* begin INPUT MATERIAL *

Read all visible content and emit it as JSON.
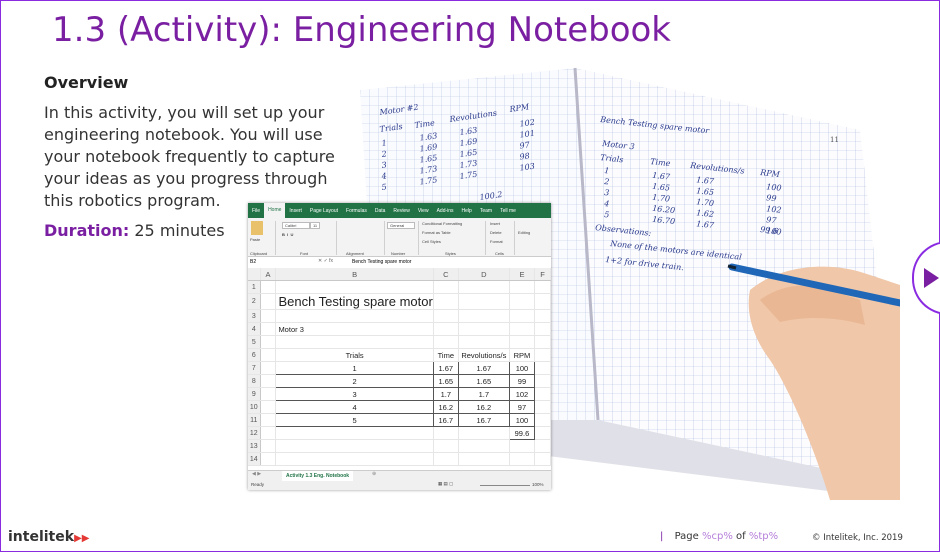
{
  "slide": {
    "title": "1.3 (Activity): Engineering Notebook",
    "overview_heading": "Overview",
    "overview_text": "In this activity, you will set up your engineering notebook. You will use your notebook frequently to capture your ideas as you progress through this robotics program.",
    "duration_label": "Duration:",
    "duration_value": "25 minutes"
  },
  "excel": {
    "tabs": [
      "File",
      "Home",
      "Insert",
      "Page Layout",
      "Formulas",
      "Data",
      "Review",
      "View",
      "Add-ins",
      "Help",
      "Team",
      "Tell me"
    ],
    "ribbon": {
      "font_name": "Calibri",
      "font_size": "11",
      "number_format": "General",
      "conditional": "Conditional Formatting",
      "format_table": "Format as Table",
      "cell_styles": "Cell Styles",
      "insert": "Insert",
      "delete": "Delete",
      "format": "Format",
      "editing": "Editing",
      "paste": "Paste",
      "groups": [
        "Clipboard",
        "Font",
        "Alignment",
        "Number",
        "Styles",
        "Cells"
      ]
    },
    "name_box": "B2",
    "formula": "Bench Testing spare motor",
    "columns": [
      "A",
      "B",
      "C",
      "D",
      "E",
      "F"
    ],
    "sheet_title": "Bench Testing spare motor",
    "motor_label": "Motor 3",
    "table_headers": [
      "Trials",
      "Time",
      "Revolutions/s",
      "RPM"
    ],
    "rows": [
      [
        "1",
        "1.67",
        "1.67",
        "100"
      ],
      [
        "2",
        "1.65",
        "1.65",
        "99"
      ],
      [
        "3",
        "1.7",
        "1.7",
        "102"
      ],
      [
        "4",
        "16.2",
        "16.2",
        "97"
      ],
      [
        "5",
        "16.7",
        "16.7",
        "100"
      ]
    ],
    "average": "99.6",
    "sheet_tab": "Activity 1.3 Eng. Notebook",
    "status": "Ready",
    "zoom": "100%"
  },
  "footer": {
    "logo": "intelitek",
    "page_label": "Page",
    "page_current": "%cp%",
    "page_of": "of",
    "page_total": "%tp%",
    "copyright": "© Intelitek, Inc. 2019"
  },
  "notebook": {
    "heading": "Bench Testing spare motor",
    "motor": "Motor 3",
    "headers": [
      "Trials",
      "Time",
      "Revolutions/s",
      "RPM"
    ],
    "rows": [
      [
        "1",
        "1.67",
        "1.67",
        "100"
      ],
      [
        "2",
        "1.65",
        "1.65",
        "99"
      ],
      [
        "3",
        "1.70",
        "1.70",
        "102"
      ],
      [
        "4",
        "16.20",
        "1.62",
        "97"
      ],
      [
        "5",
        "16.70",
        "1.67",
        "100"
      ]
    ],
    "avg": "99.6",
    "observations": "Observations:",
    "note1": "None of the motors are identical",
    "note2": "1+2 for drive train.",
    "page_num": "11",
    "left_motor": "Motor #2",
    "left_headers": [
      "Trials",
      "Time",
      "Revolutions",
      "RPM"
    ],
    "left_rows": [
      [
        "1",
        "1.63",
        "1.63",
        "102"
      ],
      [
        "2",
        "1.69",
        "1.69",
        "101"
      ],
      [
        "3",
        "1.65",
        "1.65",
        "97"
      ],
      [
        "4",
        "1.73",
        "1.73",
        "98"
      ],
      [
        "5",
        "1.75",
        "1.75",
        "103"
      ]
    ],
    "left_avg": "100.2"
  },
  "colors": {
    "accent": "#7a1fa2",
    "excel_green": "#217346"
  }
}
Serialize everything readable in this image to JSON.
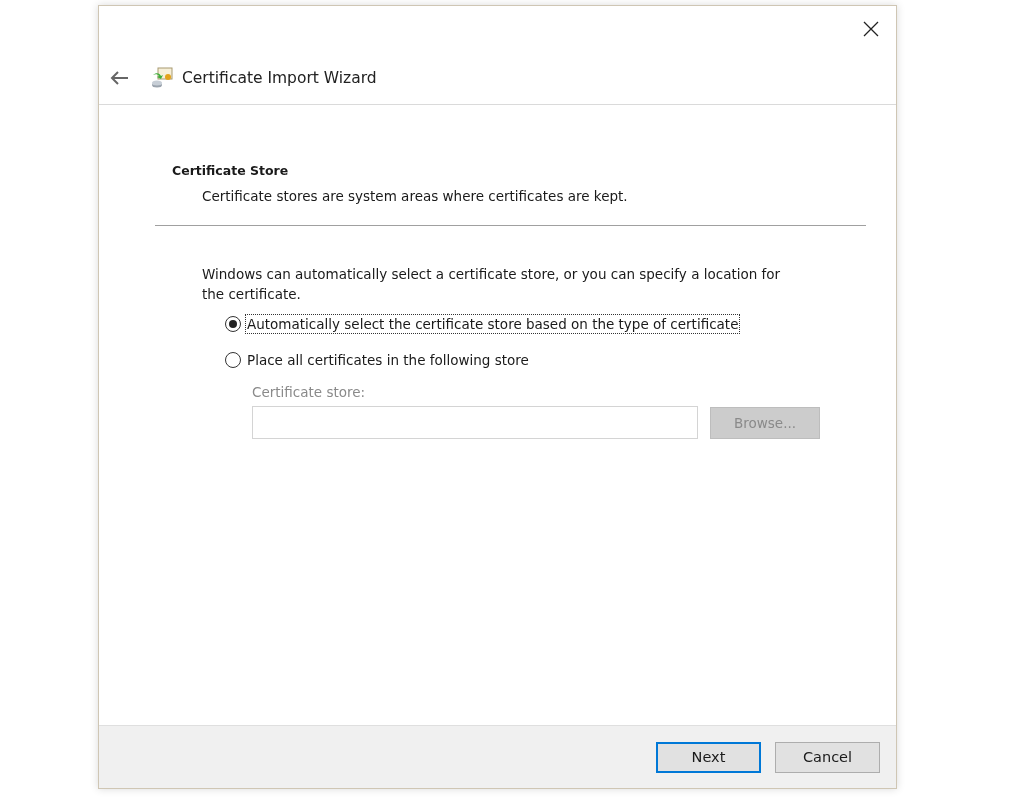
{
  "window": {
    "title": "Certificate Import Wizard"
  },
  "section": {
    "heading": "Certificate Store",
    "description": "Certificate stores are system areas where certificates are kept."
  },
  "intro": "Windows can automatically select a certificate store, or you can specify a location for the certificate.",
  "options": [
    {
      "label": "Automatically select the certificate store based on the type of certificate",
      "selected": true
    },
    {
      "label": "Place all certificates in the following store",
      "selected": false
    }
  ],
  "store": {
    "label": "Certificate store:",
    "disabled": true,
    "browse": "Browse..."
  },
  "buttons": [
    {
      "label": "Next",
      "default": true
    },
    {
      "label": "Cancel",
      "default": false
    }
  ]
}
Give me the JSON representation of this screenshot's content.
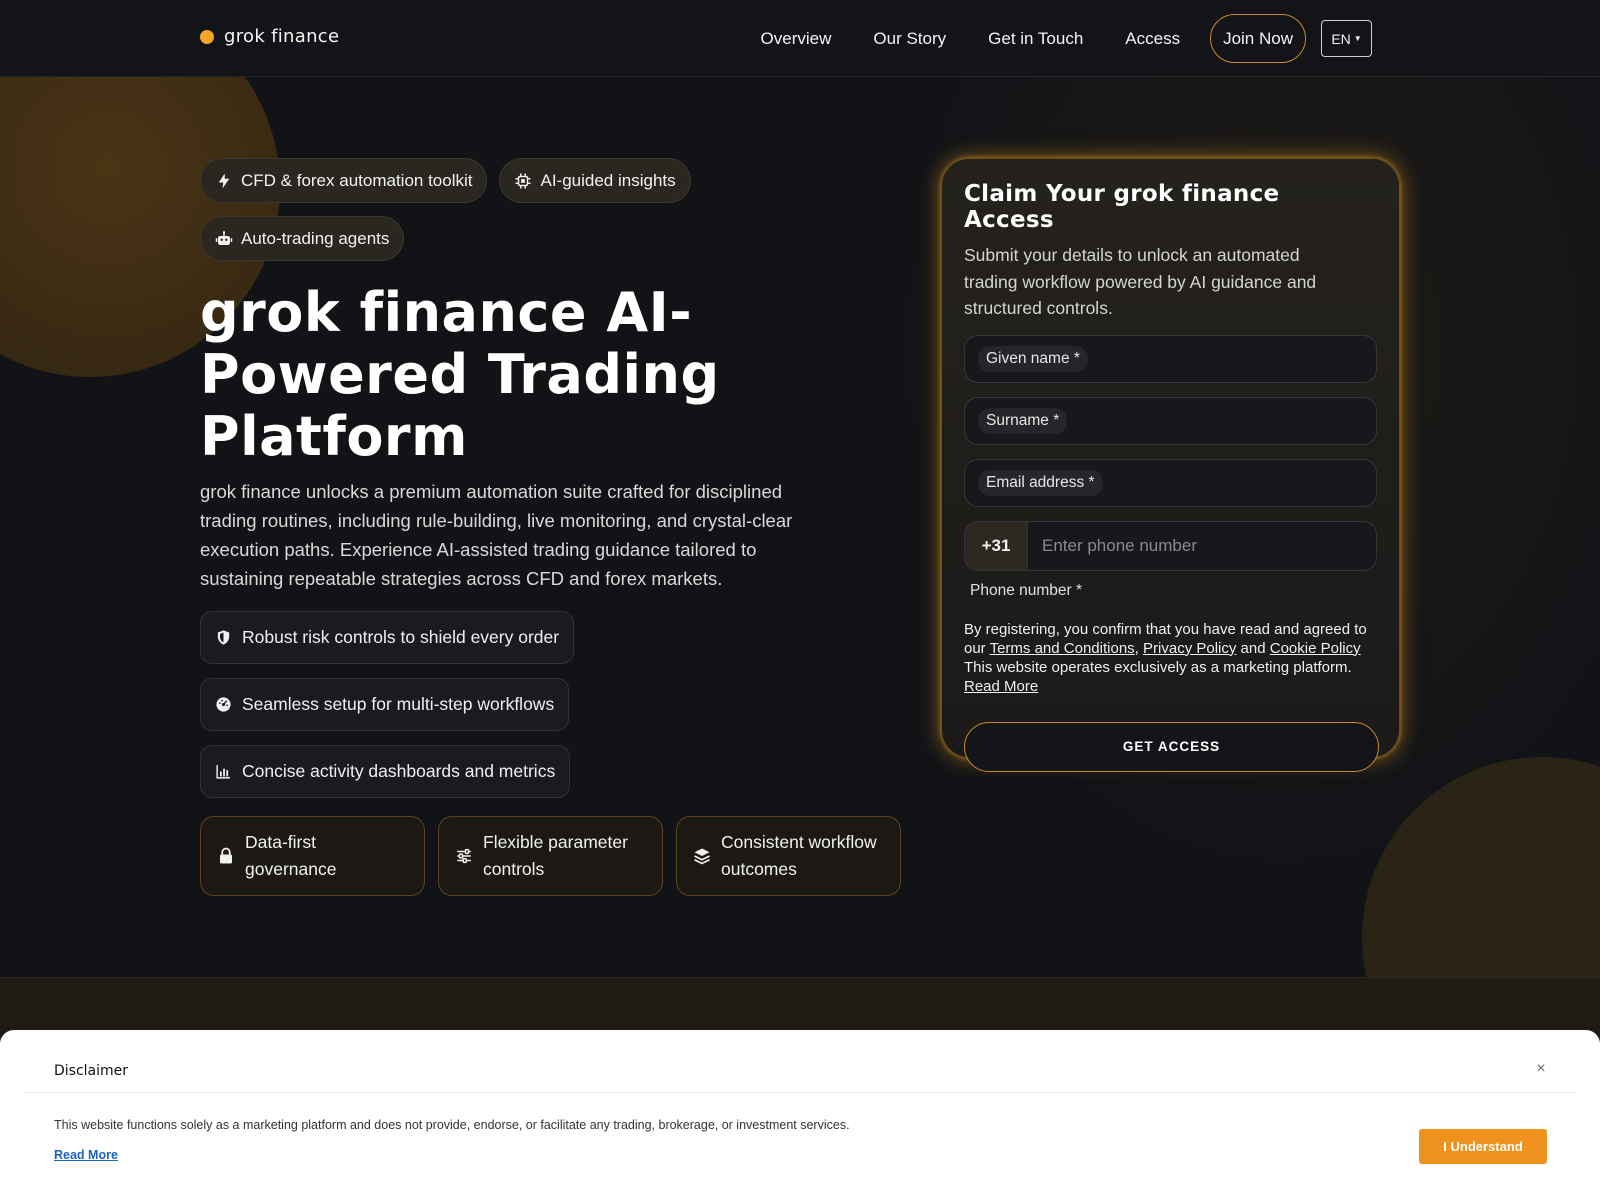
{
  "header": {
    "logo_text": "grok finance",
    "nav": [
      "Overview",
      "Our Story",
      "Get in Touch",
      "Access"
    ],
    "join_label": "Join Now",
    "lang_label": "EN"
  },
  "colors": {
    "accent": "#f5a623",
    "background": "#111317",
    "button_orange": "#f0921e"
  },
  "hero": {
    "tags": [
      {
        "label": "CFD & forex automation toolkit",
        "icon": "bolt-icon"
      },
      {
        "label": "AI-guided insights",
        "icon": "chip-icon"
      },
      {
        "label": "Auto-trading agents",
        "icon": "robot-icon"
      }
    ],
    "title": "grok finance AI-Powered Trading Platform",
    "description": "grok finance unlocks a premium automation suite crafted for disciplined trading routines, including rule-building, live monitoring, and crystal-clear execution paths. Experience AI-assisted trading guidance tailored to sustaining repeatable strategies across CFD and forex markets.",
    "features": [
      {
        "label": "Robust risk controls to shield every order",
        "icon": "shield-icon"
      },
      {
        "label": "Seamless setup for multi-step workflows",
        "icon": "gauge-icon"
      },
      {
        "label": "Concise activity dashboards and metrics",
        "icon": "bar-chart-icon"
      }
    ],
    "cards": [
      {
        "label": "Data-first governance",
        "icon": "lock-icon"
      },
      {
        "label": "Flexible parameter controls",
        "icon": "sliders-icon"
      },
      {
        "label": "Consistent workflow outcomes",
        "icon": "layers-icon"
      }
    ]
  },
  "form": {
    "title": "Claim Your grok finance Access",
    "subtitle": "Submit your details to unlock an automated trading workflow powered by AI guidance and structured controls.",
    "given_name_label": "Given name *",
    "surname_label": "Surname *",
    "email_label": "Email address *",
    "phone_code": "+31",
    "phone_placeholder": "Enter phone number",
    "phone_label": "Phone number *",
    "consent_prefix": "By registering, you confirm that you have read and agreed to our",
    "terms_link": "Terms and Conditions",
    "privacy_link": "Privacy Policy",
    "and_word": "and",
    "cookie_link": "Cookie Policy",
    "consent_suffix": "This website operates exclusively as a marketing platform.",
    "read_more": "Read More",
    "submit_label": "GET ACCESS"
  },
  "disclaimer": {
    "title": "Disclaimer",
    "close": "×",
    "text": "This website functions solely as a marketing platform and does not provide, endorse, or facilitate any trading, brokerage, or investment services.",
    "read_more": "Read More",
    "button_label": "I Understand"
  }
}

* end INPUT MATERIAL *

> _DESCRIPTION OF THE TASK_
Return each line of the data, keeping its wording exact and omitting pictures.

> _RESPONSE TO THE EXERCISE_
Read all visible content and emit it as JSON.
{
  "slide": {
    "title": "1.3 (Activity): Engineering Notebook",
    "overview_heading": "Overview",
    "overview_text": "In this activity, you will set up your engineering notebook. You will use your notebook frequently to capture your ideas as you progress through this robotics program.",
    "duration_label": "Duration:",
    "duration_value": "25 minutes"
  },
  "excel": {
    "tabs": [
      "File",
      "Home",
      "Insert",
      "Page Layout",
      "Formulas",
      "Data",
      "Review",
      "View",
      "Add-ins",
      "Help",
      "Team",
      "Tell me"
    ],
    "ribbon": {
      "font_name": "Calibri",
      "font_size": "11",
      "number_format": "General",
      "conditional": "Conditional Formatting",
      "format_table": "Format as Table",
      "cell_styles": "Cell Styles",
      "insert": "Insert",
      "delete": "Delete",
      "format": "Format",
      "editing": "Editing",
      "paste": "Paste",
      "groups": [
        "Clipboard",
        "Font",
        "Alignment",
        "Number",
        "Styles",
        "Cells"
      ]
    },
    "name_box": "B2",
    "formula": "Bench Testing spare motor",
    "columns": [
      "A",
      "B",
      "C",
      "D",
      "E",
      "F"
    ],
    "sheet_title": "Bench Testing spare motor",
    "motor_label": "Motor 3",
    "table_headers": [
      "Trials",
      "Time",
      "Revolutions/s",
      "RPM"
    ],
    "rows": [
      [
        "1",
        "1.67",
        "1.67",
        "100"
      ],
      [
        "2",
        "1.65",
        "1.65",
        "99"
      ],
      [
        "3",
        "1.7",
        "1.7",
        "102"
      ],
      [
        "4",
        "16.2",
        "16.2",
        "97"
      ],
      [
        "5",
        "16.7",
        "16.7",
        "100"
      ]
    ],
    "average": "99.6",
    "sheet_tab": "Activity 1.3 Eng. Notebook",
    "status": "Ready",
    "zoom": "100%"
  },
  "footer": {
    "logo": "intelitek",
    "page_label": "Page",
    "page_current": "%cp%",
    "page_of": "of",
    "page_total": "%tp%",
    "copyright": "© Intelitek, Inc. 2019"
  },
  "notebook": {
    "heading": "Bench Testing spare motor",
    "motor": "Motor 3",
    "headers": [
      "Trials",
      "Time",
      "Revolutions/s",
      "RPM"
    ],
    "rows": [
      [
        "1",
        "1.67",
        "1.67",
        "100"
      ],
      [
        "2",
        "1.65",
        "1.65",
        "99"
      ],
      [
        "3",
        "1.70",
        "1.70",
        "102"
      ],
      [
        "4",
        "16.20",
        "1.62",
        "97"
      ],
      [
        "5",
        "16.70",
        "1.67",
        "100"
      ]
    ],
    "avg": "99.6",
    "observations": "Observations:",
    "note1": "None of the motors are identical",
    "note2": "1+2 for drive train.",
    "page_num": "11",
    "left_motor": "Motor #2",
    "left_headers": [
      "Trials",
      "Time",
      "Revolutions",
      "RPM"
    ],
    "left_rows": [
      [
        "1",
        "1.63",
        "1.63",
        "102"
      ],
      [
        "2",
        "1.69",
        "1.69",
        "101"
      ],
      [
        "3",
        "1.65",
        "1.65",
        "97"
      ],
      [
        "4",
        "1.73",
        "1.73",
        "98"
      ],
      [
        "5",
        "1.75",
        "1.75",
        "103"
      ]
    ],
    "left_avg": "100.2"
  },
  "colors": {
    "accent": "#7a1fa2",
    "excel_green": "#217346"
  }
}
Serialize everything readable in this image to JSON.
{
  "window": {
    "title": "Certificate Import Wizard"
  },
  "section": {
    "heading": "Certificate Store",
    "description": "Certificate stores are system areas where certificates are kept."
  },
  "intro": "Windows can automatically select a certificate store, or you can specify a location for the certificate.",
  "options": [
    {
      "label": "Automatically select the certificate store based on the type of certificate",
      "selected": true
    },
    {
      "label": "Place all certificates in the following store",
      "selected": false
    }
  ],
  "store": {
    "label": "Certificate store:",
    "disabled": true,
    "browse": "Browse..."
  },
  "buttons": [
    {
      "label": "Next",
      "default": true
    },
    {
      "label": "Cancel",
      "default": false
    }
  ]
}
Give me the JSON representation of this screenshot's content.
{
  "header": {
    "logo_text": "grok finance",
    "nav": [
      "Overview",
      "Our Story",
      "Get in Touch",
      "Access"
    ],
    "join_label": "Join Now",
    "lang_label": "EN"
  },
  "colors": {
    "accent": "#f5a623",
    "background": "#111317",
    "button_orange": "#f0921e"
  },
  "hero": {
    "tags": [
      {
        "label": "CFD & forex automation toolkit",
        "icon": "bolt-icon"
      },
      {
        "label": "AI-guided insights",
        "icon": "chip-icon"
      },
      {
        "label": "Auto-trading agents",
        "icon": "robot-icon"
      }
    ],
    "title": "grok finance AI-Powered Trading Platform",
    "description": "grok finance unlocks a premium automation suite crafted for disciplined trading routines, including rule-building, live monitoring, and crystal-clear execution paths. Experience AI-assisted trading guidance tailored to sustaining repeatable strategies across CFD and forex markets.",
    "features": [
      {
        "label": "Robust risk controls to shield every order",
        "icon": "shield-icon"
      },
      {
        "label": "Seamless setup for multi-step workflows",
        "icon": "gauge-icon"
      },
      {
        "label": "Concise activity dashboards and metrics",
        "icon": "bar-chart-icon"
      }
    ],
    "cards": [
      {
        "label": "Data-first governance",
        "icon": "lock-icon"
      },
      {
        "label": "Flexible parameter controls",
        "icon": "sliders-icon"
      },
      {
        "label": "Consistent workflow outcomes",
        "icon": "layers-icon"
      }
    ]
  },
  "form": {
    "title": "Claim Your grok finance Access",
    "subtitle": "Submit your details to unlock an automated trading workflow powered by AI guidance and structured controls.",
    "given_name_label": "Given name *",
    "surname_label": "Surname *",
    "email_label": "Email address *",
    "phone_code": "+31",
    "phone_placeholder": "Enter phone number",
    "phone_label": "Phone number *",
    "consent_prefix": "By registering, you confirm that you have read and agreed to our",
    "terms_link": "Terms and Conditions",
    "privacy_link": "Privacy Policy",
    "and_word": "and",
    "cookie_link": "Cookie Policy",
    "consent_suffix": "This website operates exclusively as a marketing platform.",
    "read_more": "Read More",
    "submit_label": "GET ACCESS"
  },
  "disclaimer": {
    "title": "Disclaimer",
    "close": "×",
    "text": "This website functions solely as a marketing platform and does not provide, endorse, or facilitate any trading, brokerage, or investment services.",
    "read_more": "Read More",
    "button_label": "I Understand"
  }
}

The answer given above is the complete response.